## [Given request]
Find the lines holding the string "Canoe" in the data, then copy all of them.

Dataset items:
= = = =

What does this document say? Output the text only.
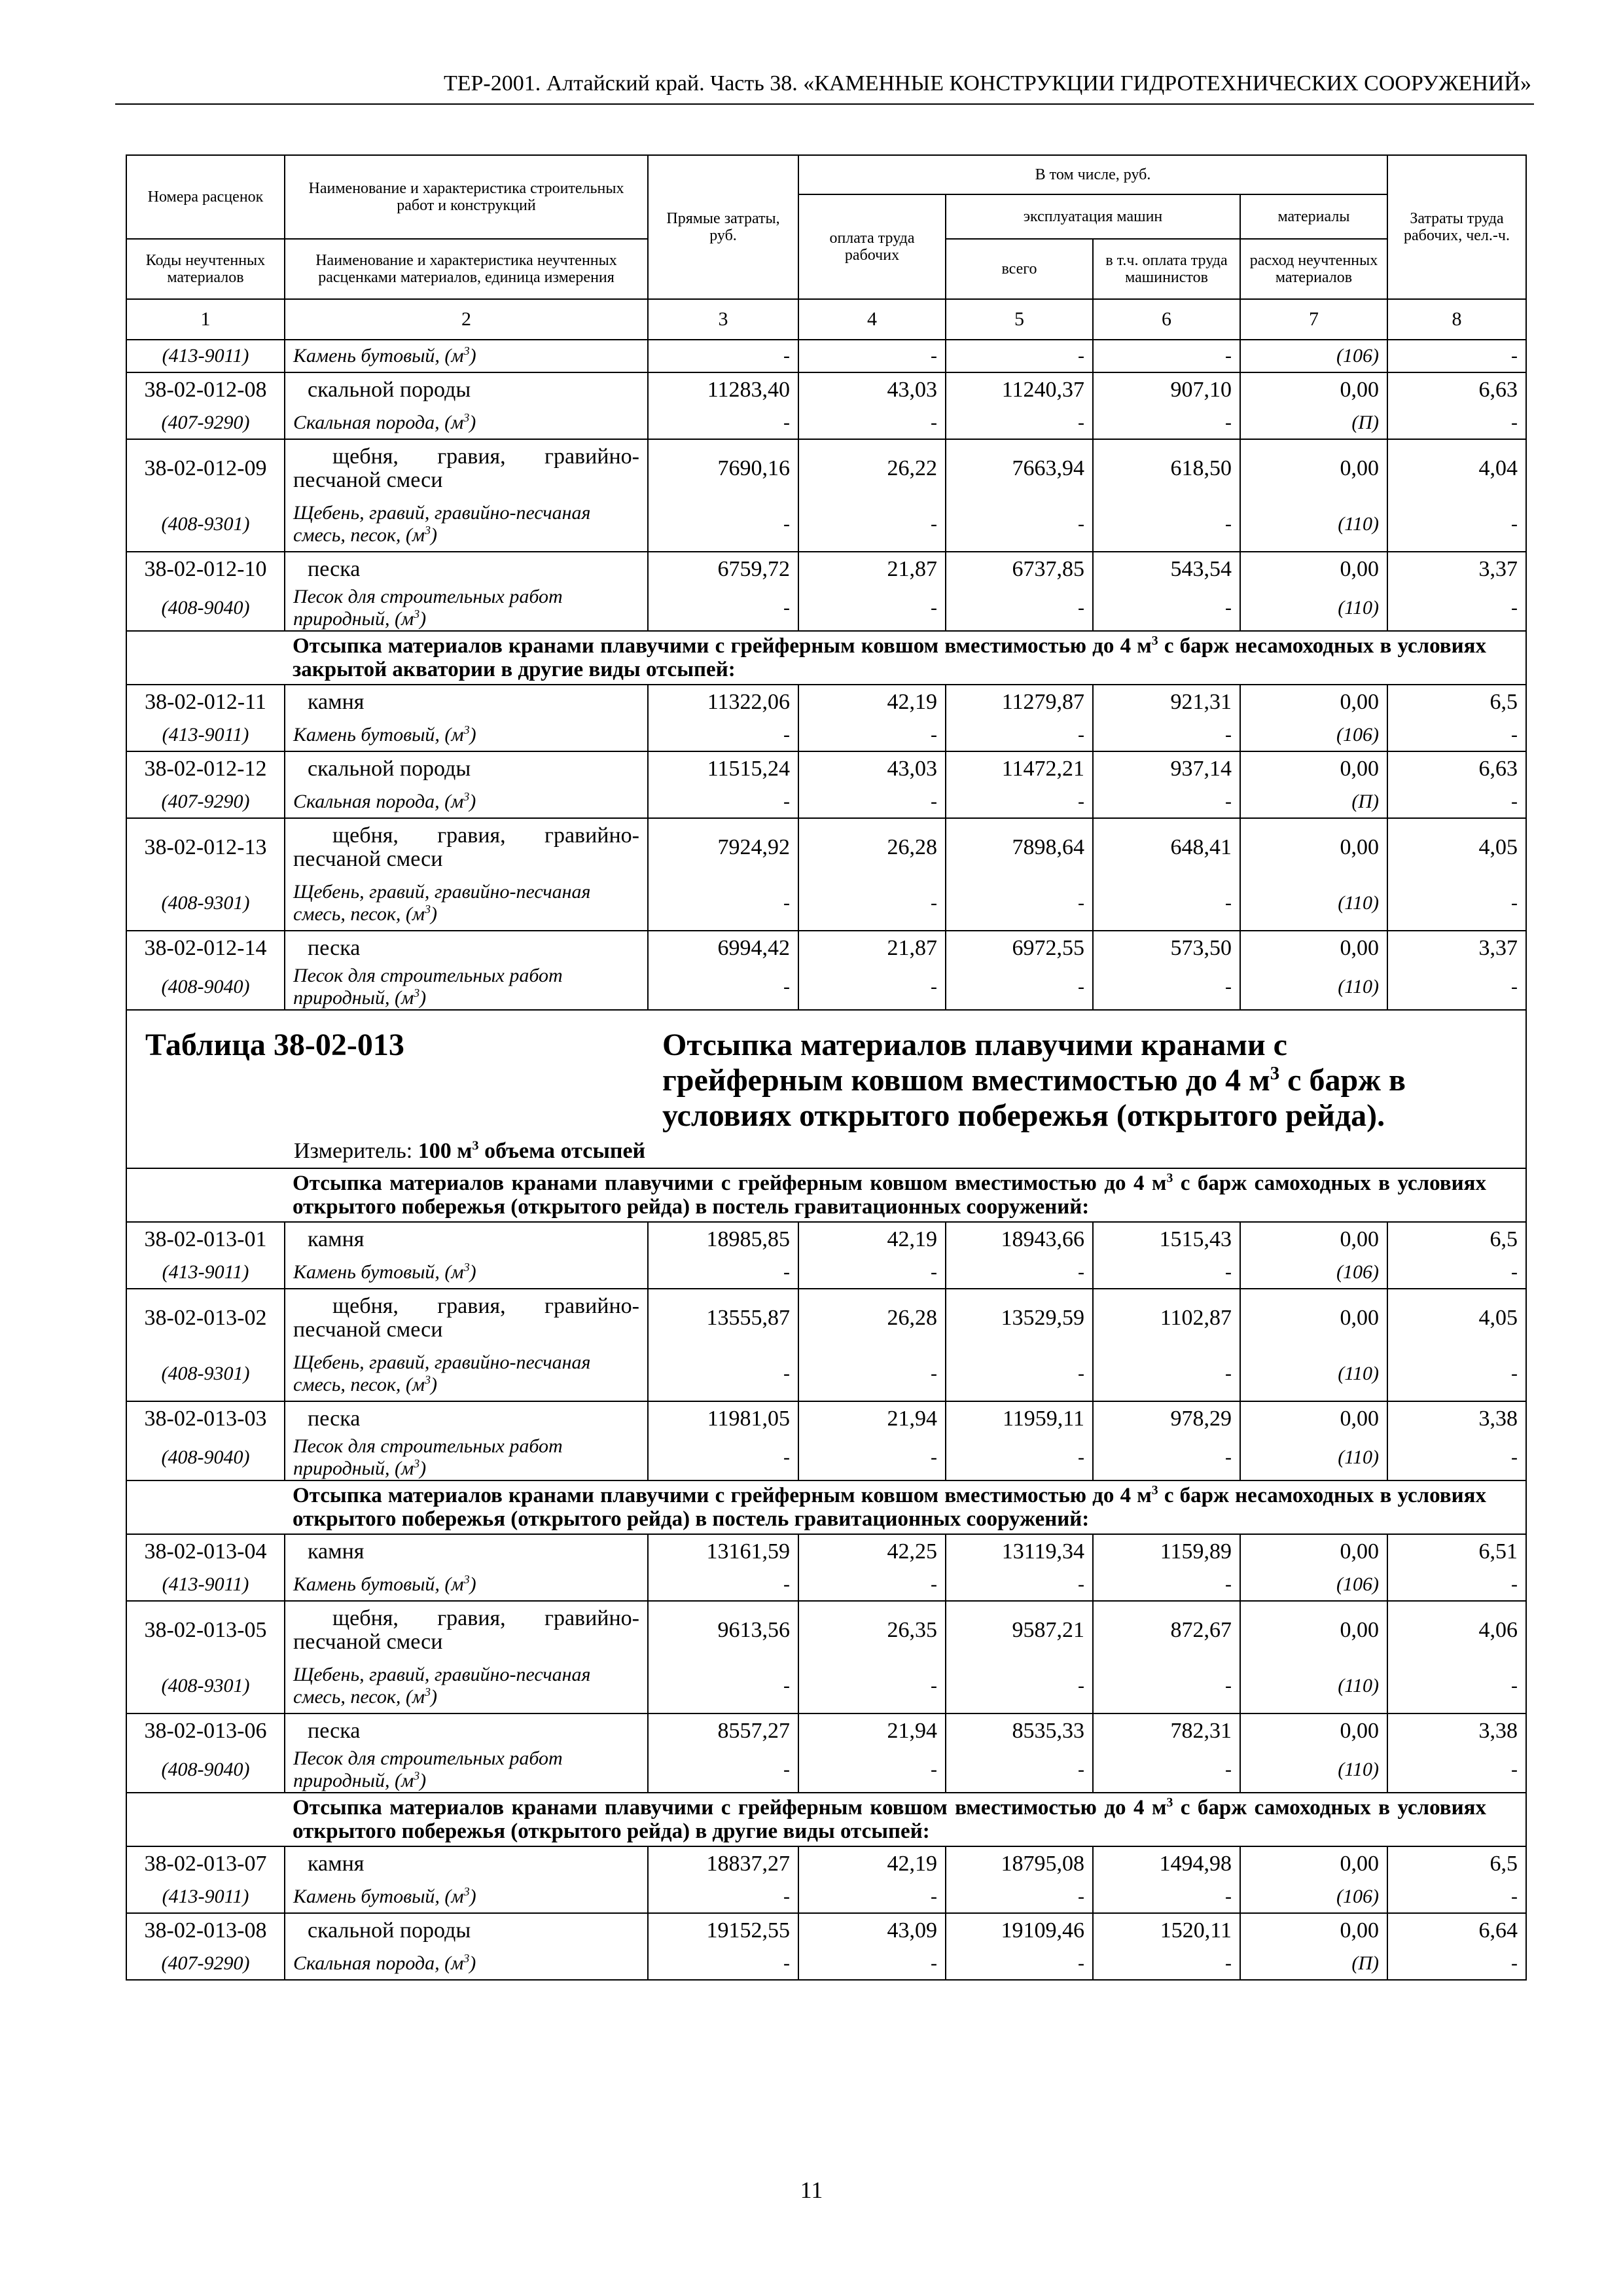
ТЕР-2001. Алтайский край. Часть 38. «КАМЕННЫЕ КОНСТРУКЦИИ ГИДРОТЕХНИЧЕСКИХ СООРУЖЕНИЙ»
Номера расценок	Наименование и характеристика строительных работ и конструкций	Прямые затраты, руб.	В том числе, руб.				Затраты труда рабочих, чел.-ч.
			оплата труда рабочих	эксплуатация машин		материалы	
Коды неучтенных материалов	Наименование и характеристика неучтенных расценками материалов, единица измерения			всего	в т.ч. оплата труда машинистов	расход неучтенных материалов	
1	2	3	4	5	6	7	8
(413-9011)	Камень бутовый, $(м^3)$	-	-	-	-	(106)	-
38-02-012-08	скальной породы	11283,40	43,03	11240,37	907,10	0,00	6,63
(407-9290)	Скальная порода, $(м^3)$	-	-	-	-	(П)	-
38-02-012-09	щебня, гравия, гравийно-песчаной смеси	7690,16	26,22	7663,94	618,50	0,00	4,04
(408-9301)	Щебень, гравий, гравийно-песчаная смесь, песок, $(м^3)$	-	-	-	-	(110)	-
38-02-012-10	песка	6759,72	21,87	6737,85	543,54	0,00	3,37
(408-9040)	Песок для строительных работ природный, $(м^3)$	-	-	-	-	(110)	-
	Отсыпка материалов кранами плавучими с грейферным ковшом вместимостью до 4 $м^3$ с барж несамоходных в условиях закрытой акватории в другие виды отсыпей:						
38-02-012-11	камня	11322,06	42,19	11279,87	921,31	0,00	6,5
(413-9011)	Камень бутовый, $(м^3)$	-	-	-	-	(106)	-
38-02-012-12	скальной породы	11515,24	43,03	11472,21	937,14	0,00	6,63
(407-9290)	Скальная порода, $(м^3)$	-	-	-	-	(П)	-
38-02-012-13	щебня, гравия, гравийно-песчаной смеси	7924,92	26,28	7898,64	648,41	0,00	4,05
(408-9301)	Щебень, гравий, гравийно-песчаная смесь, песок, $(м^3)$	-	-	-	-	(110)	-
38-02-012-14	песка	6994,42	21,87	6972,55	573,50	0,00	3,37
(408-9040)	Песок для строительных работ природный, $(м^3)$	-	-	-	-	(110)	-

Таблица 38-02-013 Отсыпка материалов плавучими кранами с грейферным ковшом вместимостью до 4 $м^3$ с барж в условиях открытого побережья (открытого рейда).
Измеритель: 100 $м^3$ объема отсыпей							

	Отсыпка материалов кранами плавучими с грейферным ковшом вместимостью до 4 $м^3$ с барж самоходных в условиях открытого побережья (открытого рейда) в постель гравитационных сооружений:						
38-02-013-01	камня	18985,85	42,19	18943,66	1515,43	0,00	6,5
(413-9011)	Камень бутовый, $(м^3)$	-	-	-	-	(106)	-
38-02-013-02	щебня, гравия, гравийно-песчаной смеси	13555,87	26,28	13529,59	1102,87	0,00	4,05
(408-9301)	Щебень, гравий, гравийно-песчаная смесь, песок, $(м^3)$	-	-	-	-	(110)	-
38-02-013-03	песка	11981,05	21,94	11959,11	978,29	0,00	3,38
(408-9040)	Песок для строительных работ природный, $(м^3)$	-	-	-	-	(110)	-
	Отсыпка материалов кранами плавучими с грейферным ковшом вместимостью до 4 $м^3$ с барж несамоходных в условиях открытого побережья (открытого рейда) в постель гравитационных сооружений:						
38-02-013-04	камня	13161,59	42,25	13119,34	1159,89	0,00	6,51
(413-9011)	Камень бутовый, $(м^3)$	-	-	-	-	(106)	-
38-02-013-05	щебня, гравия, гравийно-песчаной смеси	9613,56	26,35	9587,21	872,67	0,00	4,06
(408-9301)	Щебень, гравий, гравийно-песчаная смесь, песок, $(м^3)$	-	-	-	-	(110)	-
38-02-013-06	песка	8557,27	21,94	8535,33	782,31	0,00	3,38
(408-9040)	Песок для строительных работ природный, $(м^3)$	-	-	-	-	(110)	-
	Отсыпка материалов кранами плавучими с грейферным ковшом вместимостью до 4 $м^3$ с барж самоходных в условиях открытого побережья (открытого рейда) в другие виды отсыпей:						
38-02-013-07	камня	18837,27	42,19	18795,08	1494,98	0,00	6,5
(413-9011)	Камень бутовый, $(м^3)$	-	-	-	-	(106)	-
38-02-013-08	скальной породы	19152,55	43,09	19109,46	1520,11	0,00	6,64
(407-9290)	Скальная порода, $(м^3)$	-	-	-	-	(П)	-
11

= = = =

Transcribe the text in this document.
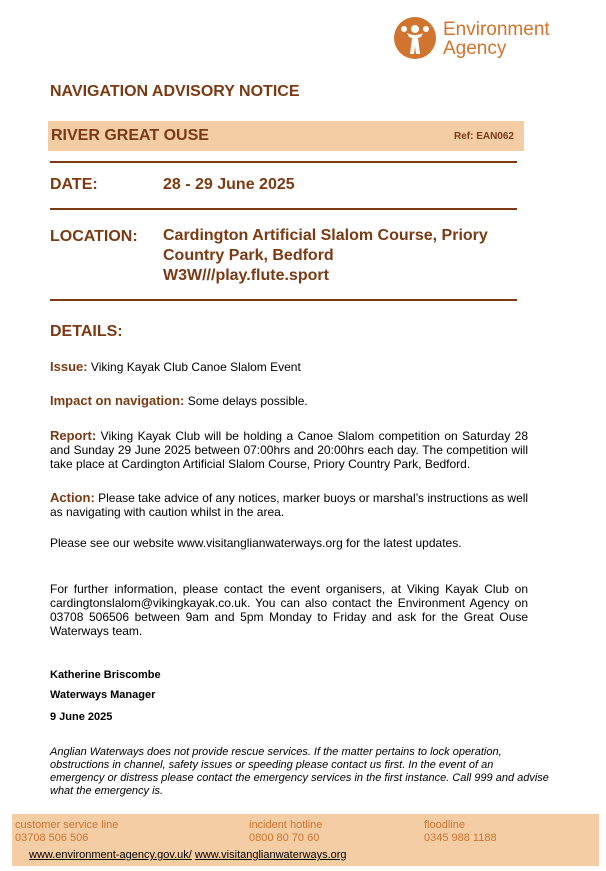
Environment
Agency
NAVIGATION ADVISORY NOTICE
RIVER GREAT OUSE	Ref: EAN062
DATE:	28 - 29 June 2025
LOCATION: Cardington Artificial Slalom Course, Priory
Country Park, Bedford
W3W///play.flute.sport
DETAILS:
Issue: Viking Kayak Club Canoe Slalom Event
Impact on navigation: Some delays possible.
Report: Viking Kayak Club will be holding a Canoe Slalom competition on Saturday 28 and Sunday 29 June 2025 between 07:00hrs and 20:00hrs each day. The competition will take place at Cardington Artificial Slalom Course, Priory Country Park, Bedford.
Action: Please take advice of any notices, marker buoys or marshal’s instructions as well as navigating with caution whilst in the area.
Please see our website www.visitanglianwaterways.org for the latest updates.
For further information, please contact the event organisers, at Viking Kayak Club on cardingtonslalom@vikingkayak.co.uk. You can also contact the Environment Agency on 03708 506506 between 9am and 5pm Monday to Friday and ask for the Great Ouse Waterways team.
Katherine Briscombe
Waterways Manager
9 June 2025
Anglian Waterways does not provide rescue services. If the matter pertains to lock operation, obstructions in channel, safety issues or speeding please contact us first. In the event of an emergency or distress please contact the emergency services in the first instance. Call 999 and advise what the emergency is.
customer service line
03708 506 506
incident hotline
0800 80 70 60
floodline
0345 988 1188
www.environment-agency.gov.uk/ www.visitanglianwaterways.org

= = = =

## [Response]
Issue: Viking Kayak Club Canoe Slalom Event
Report: Viking Kayak Club will be holding a Canoe Slalom competition on Saturday 28 and Sunday 29 June 2025 between 07:00hrs and 20:00hrs each day. The competition will take place at Cardington Artificial Slalom Course, Priory Country Park, Bedford.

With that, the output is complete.